— Excerpt —
* * * * * * *

If I tried to pinpoint the experiences that turned me into a philosopher, apart from the many books -- Schopenhauer has a point but it shouldn't be stretched too far --, I'm sure they predate my consciousness of it. 15 years ago, I would say that unrequited love and walks along the beach were the stimulus, but I know better by now. (I'm a better philosopher too :D). Watching my 4-year old son grow up has shown me that I was very lucky in the very early experiences. I'm doing my best to give him what I received. Perhaps I am more conscious and articulated than my parents and close relatives in transmitting that experience, but it was not created independently by me.
I think that a philosopher is made by the sum of circumstances and openness. I received the first from my environment and the second from God (or heredity or inner nature if one does not want to be religious about it).
No, in philosophy, everything is up for grabs. Schopenhauer talks about this in the beginning of one of his works (I can't remember which, I think it was The World as Will and Representation).
Quoting kris22
Absolutely, every great philosopher had their own meta-philosophy. Self-reflexive criticism is the greatest asset of philosophy, because no other discipline can do it.
Kant had the idea that one does not "learn" philosophy, otherwise it would be subjective-historical. When one studies philosophy, they are studying all the previous attempts people had with philosophy. They are learning how to do philosophy by learning how others did it.
Quoting kris22
The rules are, be logical, rational, consistent, creative, honest, determined, etc. Also it helps to be a brilliant genius.
There's no way for you to know that if you don't read Plato. ;-)
Intressting, but
- I did writed once, but it has been deleted from the forum, now i try it again. Of course none of you need to belive me.
Before I was born, I‘ve heard a voice it sad: ‘‘ Nem hihetsz semmiben‘‘ (Hungarian) transleted to English it means:
1. You can not belive in anything.
2. You can not belive in nothing.
When I heard it, I started to laugh, and I was laughing while I was born.
Now according to Plato‘s Socrates I think i may have just convinced that ‘‘Daimon‘‘ because I didn‘t heard any voice since that.
But to reply to your point, I did know that I know nothing even before I read Plato‘s dialogues.
Now let me ask you, If I can listen to someone who is reading the dialogues loudly, or to listen the dialogues on Audiobook, isn‘t that just another way to think, that you know! Socrates views on the object?
Althoght I think you made a good point here, because there is only a few of the dialogues in audio format, so it is hard to see the picture, without letting Plato into our mind.

* * * * * * *

— Direction A —
In the philosophy forum excerpt, substitute "podcast" for "Audiobook" and write out everything from "Now let me ask" down to "on the object?".

* * * * * * *

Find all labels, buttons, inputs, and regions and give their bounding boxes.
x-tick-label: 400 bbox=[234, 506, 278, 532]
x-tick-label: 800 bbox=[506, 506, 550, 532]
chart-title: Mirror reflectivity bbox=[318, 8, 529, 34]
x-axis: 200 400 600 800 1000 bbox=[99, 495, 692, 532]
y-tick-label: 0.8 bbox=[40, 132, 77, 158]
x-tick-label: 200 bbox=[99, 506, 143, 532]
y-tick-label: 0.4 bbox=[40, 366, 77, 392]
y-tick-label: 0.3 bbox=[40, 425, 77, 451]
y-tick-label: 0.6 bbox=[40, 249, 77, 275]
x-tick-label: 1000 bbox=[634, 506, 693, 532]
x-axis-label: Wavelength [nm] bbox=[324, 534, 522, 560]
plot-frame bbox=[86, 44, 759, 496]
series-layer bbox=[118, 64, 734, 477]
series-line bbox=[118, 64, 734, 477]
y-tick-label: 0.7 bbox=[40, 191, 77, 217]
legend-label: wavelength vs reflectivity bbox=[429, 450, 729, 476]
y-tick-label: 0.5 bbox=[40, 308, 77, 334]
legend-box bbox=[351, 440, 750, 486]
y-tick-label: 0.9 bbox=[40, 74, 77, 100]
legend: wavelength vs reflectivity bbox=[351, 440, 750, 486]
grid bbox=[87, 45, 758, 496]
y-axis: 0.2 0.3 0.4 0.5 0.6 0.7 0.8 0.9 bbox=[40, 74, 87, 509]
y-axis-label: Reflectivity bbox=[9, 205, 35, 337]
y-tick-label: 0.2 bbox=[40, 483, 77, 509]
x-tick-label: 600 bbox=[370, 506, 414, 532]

* * * * * * *

— Direction B —
Retype everything from the first line of the entries down through the line containing "x-tick-label: 1000 bbox=[634, 506, 693, 532]", both ends included, and nothing more.

— Full answer A —
Now let me ask you, If I can listen to someone who is reading the dialogues loudly, or to listen the dialogues on podcast, isn‘t that just another way to think, that you know! Socrates views on the object?

— Full answer B —
Find all labels, buttons, inputs, and regions and give their bounding boxes.
x-tick-label: 400 bbox=[234, 506, 278, 532]
x-tick-label: 800 bbox=[506, 506, 550, 532]
chart-title: Mirror reflectivity bbox=[318, 8, 529, 34]
x-axis: 200 400 600 800 1000 bbox=[99, 495, 692, 532]
y-tick-label: 0.8 bbox=[40, 132, 77, 158]
x-tick-label: 200 bbox=[99, 506, 143, 532]
y-tick-label: 0.4 bbox=[40, 366, 77, 392]
y-tick-label: 0.3 bbox=[40, 425, 77, 451]
y-tick-label: 0.6 bbox=[40, 249, 77, 275]
x-tick-label: 1000 bbox=[634, 506, 693, 532]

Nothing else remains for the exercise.